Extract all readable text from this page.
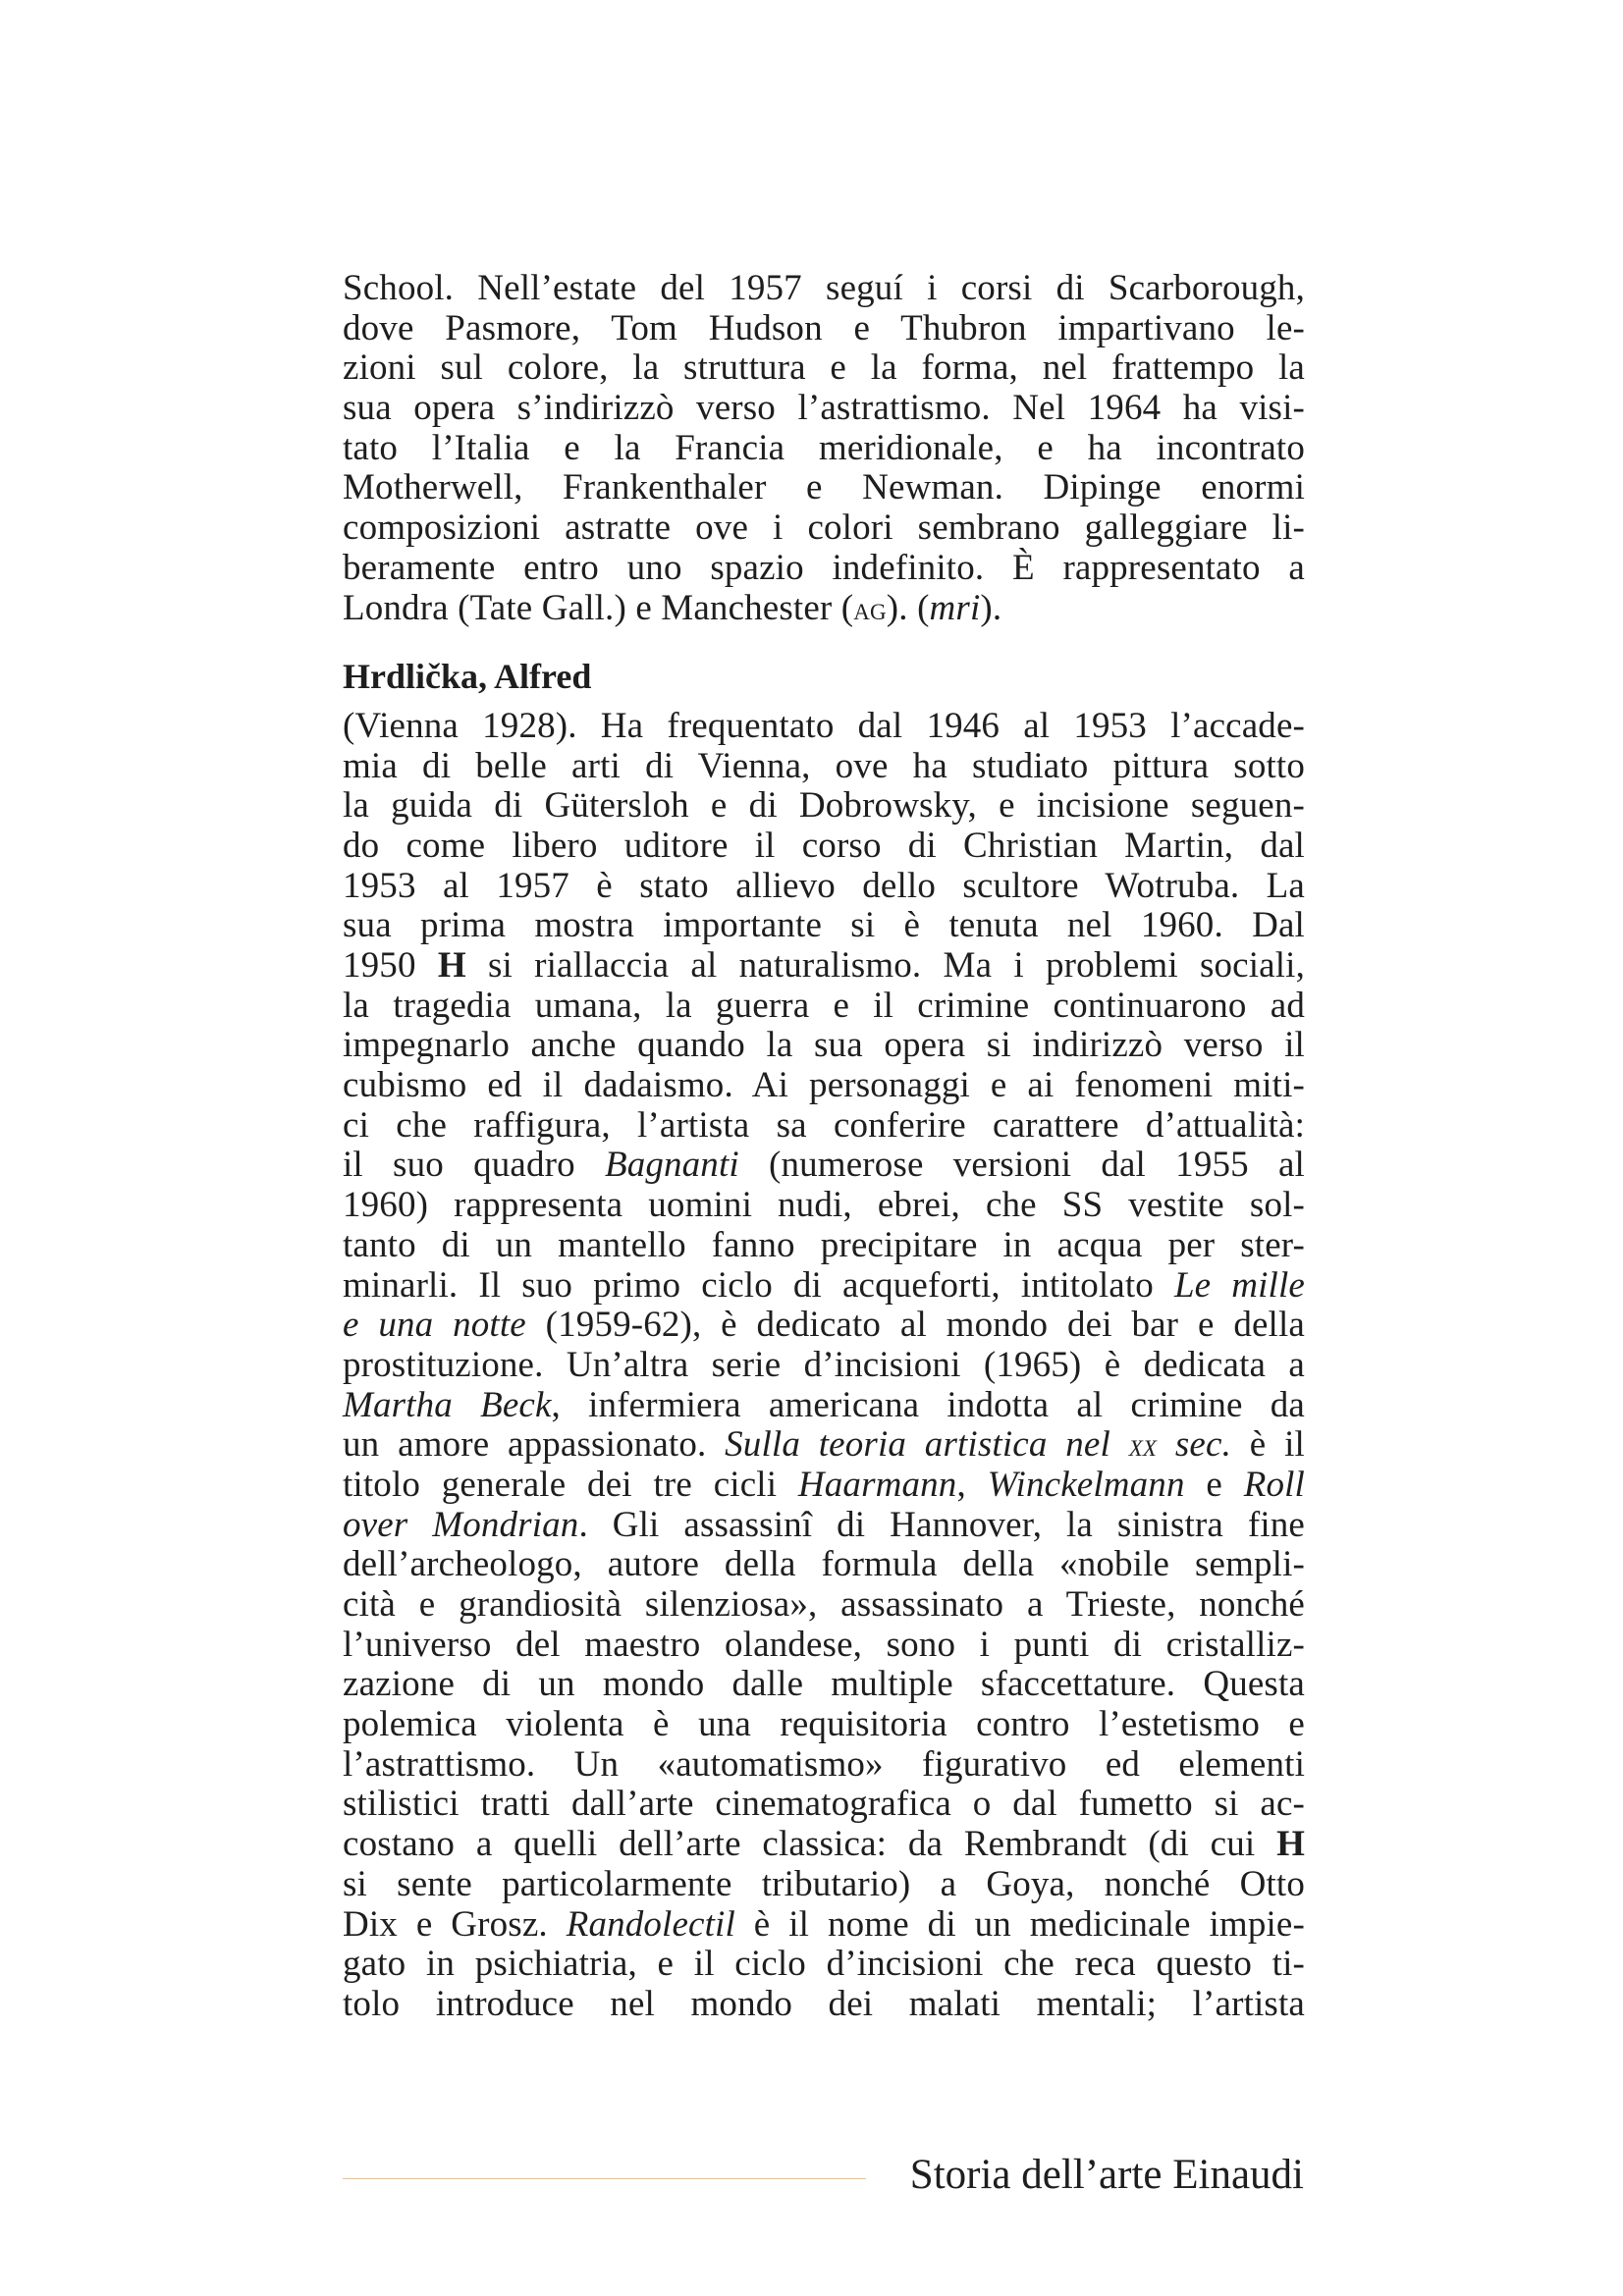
School. Nell’estate del 1957 seguí i corsi di Scarborough,
dove Pasmore, Tom Hudson e Thubron impartivano le-
zioni sul colore, la struttura e la forma, nel frattempo la
sua opera s’indirizzò verso l’astrattismo. Nel 1964 ha visi-
tato l’Italia e la Francia meridionale, e ha incontrato
Motherwell, Frankenthaler e Newman. Dipinge enormi
composizioni astratte ove i colori sembrano galleggiare li-
beramente entro uno spazio indefinito. È rappresentato a
Londra (Tate Gall.) e Manchester (ag). (mri).
Hrdlička, Alfred
(Vienna 1928). Ha frequentato dal 1946 al 1953 l’accade-
mia di belle arti di Vienna, ove ha studiato pittura sotto
la guida di Gütersloh e di Dobrowsky, e incisione seguen-
do come libero uditore il corso di Christian Martin, dal
1953 al 1957 è stato allievo dello scultore Wotruba. La
sua prima mostra importante si è tenuta nel 1960. Dal
1950 H si riallaccia al naturalismo. Ma i problemi sociali,
la tragedia umana, la guerra e il crimine continuarono ad
impegnarlo anche quando la sua opera si indirizzò verso il
cubismo ed il dadaismo. Ai personaggi e ai fenomeni miti-
ci che raffigura, l’artista sa conferire carattere d’attualità:
il suo quadro Bagnanti (numerose versioni dal 1955 al
1960) rappresenta uomini nudi, ebrei, che SS vestite sol-
tanto di un mantello fanno precipitare in acqua per ster-
minarli. Il suo primo ciclo di acqueforti, intitolato Le mille
e una notte (1959-62), è dedicato al mondo dei bar e della
prostituzione. Un’altra serie d’incisioni (1965) è dedicata a
Martha Beck, infermiera americana indotta al crimine da
un amore appassionato. Sulla teoria artistica nel xx sec. è il
titolo generale dei tre cicli Haarmann, Winckelmann e Roll
over Mondrian. Gli assassinî di Hannover, la sinistra fine
dell’archeologo, autore della formula della «nobile sempli-
cità e grandiosità silenziosa», assassinato a Trieste, nonché
l’universo del maestro olandese, sono i punti di cristalliz-
zazione di un mondo dalle multiple sfaccettature. Questa
polemica violenta è una requisitoria contro l’estetismo e
l’astrattismo. Un «automatismo» figurativo ed elementi
stilistici tratti dall’arte cinematografica o dal fumetto si ac-
costano a quelli dell’arte classica: da Rembrandt (di cui H
si sente particolarmente tributario) a Goya, nonché Otto
Dix e Grosz. Randolectil è il nome di un medicinale impie-
gato in psichiatria, e il ciclo d’incisioni che reca questo ti-
tolo introduce nel mondo dei malati mentali; l’artista
Storia dell’arte Einaudi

● **Aim**: Whichever lines contain the string "astrattismo", select and copy them.

● **Written solution**:
sua opera s’indirizzò verso l’astrattismo. Nel 1964 ha visi-
l’astrattismo. Un «automatismo» figurativo ed elementi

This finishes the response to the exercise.